(begin)
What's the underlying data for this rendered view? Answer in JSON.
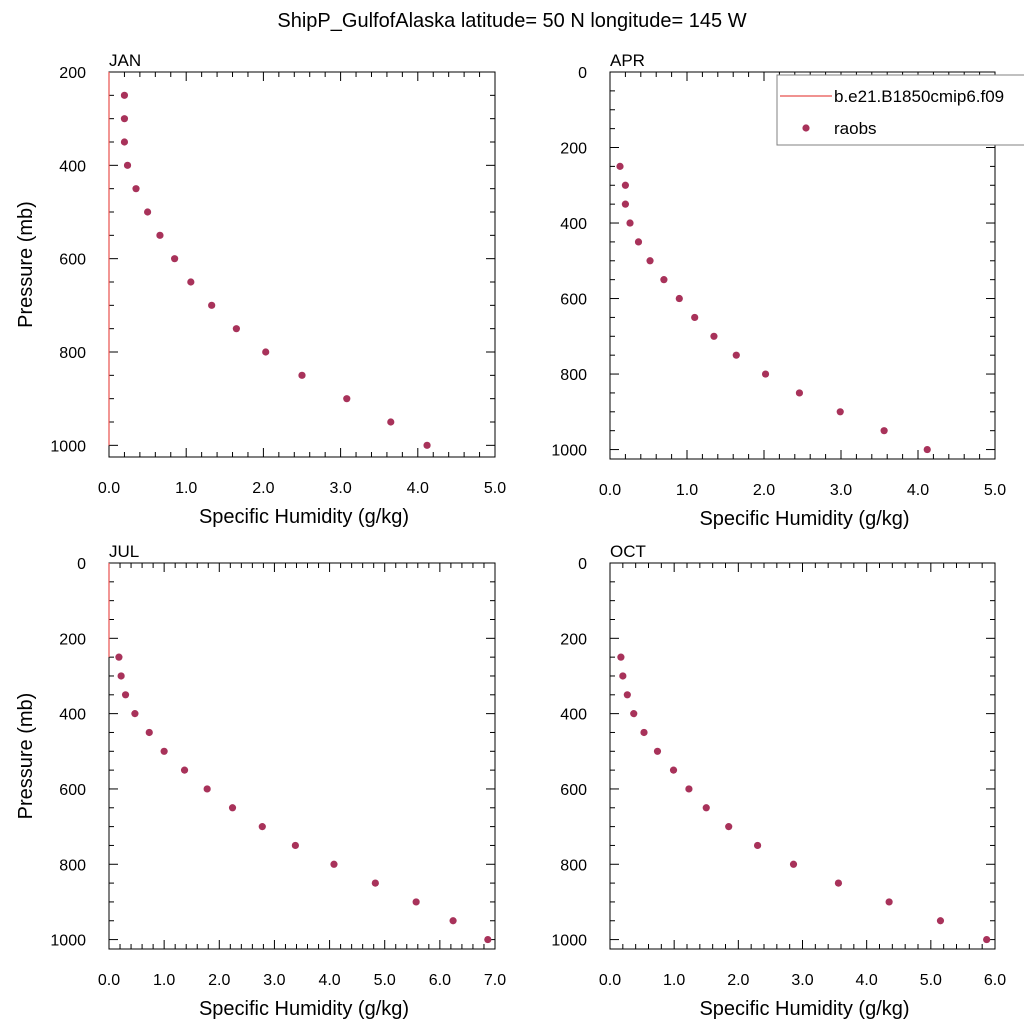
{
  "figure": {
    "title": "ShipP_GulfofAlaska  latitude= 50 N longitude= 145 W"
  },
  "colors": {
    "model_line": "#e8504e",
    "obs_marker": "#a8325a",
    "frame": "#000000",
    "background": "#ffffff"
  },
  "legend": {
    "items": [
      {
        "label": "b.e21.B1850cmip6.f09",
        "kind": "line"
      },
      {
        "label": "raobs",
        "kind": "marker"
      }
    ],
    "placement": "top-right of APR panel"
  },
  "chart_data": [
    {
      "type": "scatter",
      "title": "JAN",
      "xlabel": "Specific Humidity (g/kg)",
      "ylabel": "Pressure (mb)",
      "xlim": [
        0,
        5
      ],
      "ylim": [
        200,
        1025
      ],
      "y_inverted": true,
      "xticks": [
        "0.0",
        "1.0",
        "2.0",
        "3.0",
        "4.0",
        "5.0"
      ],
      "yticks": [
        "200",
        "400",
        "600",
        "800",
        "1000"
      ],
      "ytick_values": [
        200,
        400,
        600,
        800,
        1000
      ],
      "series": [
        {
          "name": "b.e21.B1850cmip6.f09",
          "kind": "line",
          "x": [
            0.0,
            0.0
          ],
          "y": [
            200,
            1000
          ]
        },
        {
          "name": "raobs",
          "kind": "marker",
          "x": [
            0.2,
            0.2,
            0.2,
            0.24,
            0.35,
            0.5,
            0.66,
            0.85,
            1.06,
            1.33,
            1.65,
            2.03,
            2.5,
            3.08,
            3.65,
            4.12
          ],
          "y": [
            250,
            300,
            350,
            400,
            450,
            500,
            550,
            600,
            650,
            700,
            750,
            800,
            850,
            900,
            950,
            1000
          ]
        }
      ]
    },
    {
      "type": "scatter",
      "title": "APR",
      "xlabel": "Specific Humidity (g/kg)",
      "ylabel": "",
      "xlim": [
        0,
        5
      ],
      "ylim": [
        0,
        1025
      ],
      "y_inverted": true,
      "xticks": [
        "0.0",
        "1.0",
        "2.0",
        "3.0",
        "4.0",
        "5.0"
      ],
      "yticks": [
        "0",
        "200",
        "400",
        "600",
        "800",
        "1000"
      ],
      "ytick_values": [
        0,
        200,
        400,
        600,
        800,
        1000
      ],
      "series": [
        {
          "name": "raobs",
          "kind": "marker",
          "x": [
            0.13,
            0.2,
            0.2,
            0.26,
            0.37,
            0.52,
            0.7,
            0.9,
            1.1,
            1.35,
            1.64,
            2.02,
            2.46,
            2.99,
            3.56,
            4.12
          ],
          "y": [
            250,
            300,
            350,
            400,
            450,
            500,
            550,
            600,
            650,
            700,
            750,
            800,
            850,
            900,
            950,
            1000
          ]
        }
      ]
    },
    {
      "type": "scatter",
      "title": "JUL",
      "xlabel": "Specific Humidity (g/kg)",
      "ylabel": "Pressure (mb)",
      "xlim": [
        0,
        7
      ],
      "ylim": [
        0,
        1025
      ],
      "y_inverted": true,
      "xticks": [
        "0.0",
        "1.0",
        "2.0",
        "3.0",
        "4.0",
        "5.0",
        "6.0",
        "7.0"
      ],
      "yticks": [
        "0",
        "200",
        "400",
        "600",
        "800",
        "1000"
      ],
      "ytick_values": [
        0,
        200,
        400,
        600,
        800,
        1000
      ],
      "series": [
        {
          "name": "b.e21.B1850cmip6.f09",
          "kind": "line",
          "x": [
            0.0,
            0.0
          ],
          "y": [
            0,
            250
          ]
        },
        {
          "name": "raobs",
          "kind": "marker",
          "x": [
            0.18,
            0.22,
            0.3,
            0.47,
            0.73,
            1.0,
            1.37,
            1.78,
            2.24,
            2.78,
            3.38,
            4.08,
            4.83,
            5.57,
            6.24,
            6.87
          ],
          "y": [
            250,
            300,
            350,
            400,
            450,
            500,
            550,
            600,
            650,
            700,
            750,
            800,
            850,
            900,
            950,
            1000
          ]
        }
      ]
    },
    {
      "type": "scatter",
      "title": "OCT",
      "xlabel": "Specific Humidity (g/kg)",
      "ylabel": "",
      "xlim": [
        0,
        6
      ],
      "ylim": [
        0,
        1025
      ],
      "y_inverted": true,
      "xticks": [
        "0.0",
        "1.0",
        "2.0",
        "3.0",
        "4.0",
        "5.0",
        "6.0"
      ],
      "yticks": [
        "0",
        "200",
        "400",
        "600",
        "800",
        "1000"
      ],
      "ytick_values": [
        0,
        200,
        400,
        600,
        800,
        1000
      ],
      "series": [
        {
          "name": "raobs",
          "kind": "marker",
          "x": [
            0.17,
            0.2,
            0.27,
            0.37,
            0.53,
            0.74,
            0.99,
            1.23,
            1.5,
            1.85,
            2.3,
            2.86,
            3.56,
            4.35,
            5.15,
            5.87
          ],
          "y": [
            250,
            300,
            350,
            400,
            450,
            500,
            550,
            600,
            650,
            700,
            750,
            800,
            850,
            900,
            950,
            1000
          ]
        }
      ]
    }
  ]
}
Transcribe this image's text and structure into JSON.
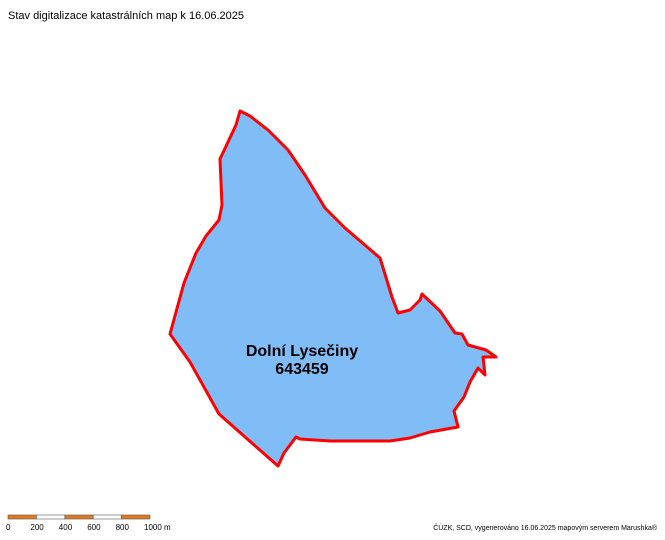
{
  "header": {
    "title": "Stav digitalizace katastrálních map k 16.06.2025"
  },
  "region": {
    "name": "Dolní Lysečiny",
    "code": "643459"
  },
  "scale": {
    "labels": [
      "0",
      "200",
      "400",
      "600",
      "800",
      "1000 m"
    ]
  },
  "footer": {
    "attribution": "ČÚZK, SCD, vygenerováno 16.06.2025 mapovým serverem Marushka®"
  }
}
(end)
• Task to complete: Restate each entry word for word, leaving out any pictures.

• Correct result:
What's the underlying data for this rendered view? Answer in JSON.
{
  "figure": {
    "title": "ShipP_GulfofAlaska  latitude= 50 N longitude= 145 W"
  },
  "colors": {
    "model_line": "#e8504e",
    "obs_marker": "#a8325a",
    "frame": "#000000",
    "background": "#ffffff"
  },
  "legend": {
    "items": [
      {
        "label": "b.e21.B1850cmip6.f09",
        "kind": "line"
      },
      {
        "label": "raobs",
        "kind": "marker"
      }
    ],
    "placement": "top-right of APR panel"
  },
  "chart_data": [
    {
      "type": "scatter",
      "title": "JAN",
      "xlabel": "Specific Humidity (g/kg)",
      "ylabel": "Pressure (mb)",
      "xlim": [
        0,
        5
      ],
      "ylim": [
        200,
        1025
      ],
      "y_inverted": true,
      "xticks": [
        "0.0",
        "1.0",
        "2.0",
        "3.0",
        "4.0",
        "5.0"
      ],
      "yticks": [
        "200",
        "400",
        "600",
        "800",
        "1000"
      ],
      "ytick_values": [
        200,
        400,
        600,
        800,
        1000
      ],
      "series": [
        {
          "name": "b.e21.B1850cmip6.f09",
          "kind": "line",
          "x": [
            0.0,
            0.0
          ],
          "y": [
            200,
            1000
          ]
        },
        {
          "name": "raobs",
          "kind": "marker",
          "x": [
            0.2,
            0.2,
            0.2,
            0.24,
            0.35,
            0.5,
            0.66,
            0.85,
            1.06,
            1.33,
            1.65,
            2.03,
            2.5,
            3.08,
            3.65,
            4.12
          ],
          "y": [
            250,
            300,
            350,
            400,
            450,
            500,
            550,
            600,
            650,
            700,
            750,
            800,
            850,
            900,
            950,
            1000
          ]
        }
      ]
    },
    {
      "type": "scatter",
      "title": "APR",
      "xlabel": "Specific Humidity (g/kg)",
      "ylabel": "",
      "xlim": [
        0,
        5
      ],
      "ylim": [
        0,
        1025
      ],
      "y_inverted": true,
      "xticks": [
        "0.0",
        "1.0",
        "2.0",
        "3.0",
        "4.0",
        "5.0"
      ],
      "yticks": [
        "0",
        "200",
        "400",
        "600",
        "800",
        "1000"
      ],
      "ytick_values": [
        0,
        200,
        400,
        600,
        800,
        1000
      ],
      "series": [
        {
          "name": "raobs",
          "kind": "marker",
          "x": [
            0.13,
            0.2,
            0.2,
            0.26,
            0.37,
            0.52,
            0.7,
            0.9,
            1.1,
            1.35,
            1.64,
            2.02,
            2.46,
            2.99,
            3.56,
            4.12
          ],
          "y": [
            250,
            300,
            350,
            400,
            450,
            500,
            550,
            600,
            650,
            700,
            750,
            800,
            850,
            900,
            950,
            1000
          ]
        }
      ]
    },
    {
      "type": "scatter",
      "title": "JUL",
      "xlabel": "Specific Humidity (g/kg)",
      "ylabel": "Pressure (mb)",
      "xlim": [
        0,
        7
      ],
      "ylim": [
        0,
        1025
      ],
      "y_inverted": true,
      "xticks": [
        "0.0",
        "1.0",
        "2.0",
        "3.0",
        "4.0",
        "5.0",
        "6.0",
        "7.0"
      ],
      "yticks": [
        "0",
        "200",
        "400",
        "600",
        "800",
        "1000"
      ],
      "ytick_values": [
        0,
        200,
        400,
        600,
        800,
        1000
      ],
      "series": [
        {
          "name": "b.e21.B1850cmip6.f09",
          "kind": "line",
          "x": [
            0.0,
            0.0
          ],
          "y": [
            0,
            250
          ]
        },
        {
          "name": "raobs",
          "kind": "marker",
          "x": [
            0.18,
            0.22,
            0.3,
            0.47,
            0.73,
            1.0,
            1.37,
            1.78,
            2.24,
            2.78,
            3.38,
            4.08,
            4.83,
            5.57,
            6.24,
            6.87
          ],
          "y": [
            250,
            300,
            350,
            400,
            450,
            500,
            550,
            600,
            650,
            700,
            750,
            800,
            850,
            900,
            950,
            1000
          ]
        }
      ]
    },
    {
      "type": "scatter",
      "title": "OCT",
      "xlabel": "Specific Humidity (g/kg)",
      "ylabel": "",
      "xlim": [
        0,
        6
      ],
      "ylim": [
        0,
        1025
      ],
      "y_inverted": true,
      "xticks": [
        "0.0",
        "1.0",
        "2.0",
        "3.0",
        "4.0",
        "5.0",
        "6.0"
      ],
      "yticks": [
        "0",
        "200",
        "400",
        "600",
        "800",
        "1000"
      ],
      "ytick_values": [
        0,
        200,
        400,
        600,
        800,
        1000
      ],
      "series": [
        {
          "name": "raobs",
          "kind": "marker",
          "x": [
            0.17,
            0.2,
            0.27,
            0.37,
            0.53,
            0.74,
            0.99,
            1.23,
            1.5,
            1.85,
            2.3,
            2.86,
            3.56,
            4.35,
            5.15,
            5.87
          ],
          "y": [
            250,
            300,
            350,
            400,
            450,
            500,
            550,
            600,
            650,
            700,
            750,
            800,
            850,
            900,
            950,
            1000
          ]
        }
      ]
    }
  ]
}
Transcribe this image's text and structure into JSON.
{
  "header": {
    "title": "Stav digitalizace katastrálních map k 16.06.2025"
  },
  "region": {
    "name": "Dolní Lysečiny",
    "code": "643459"
  },
  "scale": {
    "labels": [
      "0",
      "200",
      "400",
      "600",
      "800",
      "1000 m"
    ]
  },
  "footer": {
    "attribution": "ČÚZK, SCD, vygenerováno 16.06.2025 mapovým serverem Marushka®"
  }
}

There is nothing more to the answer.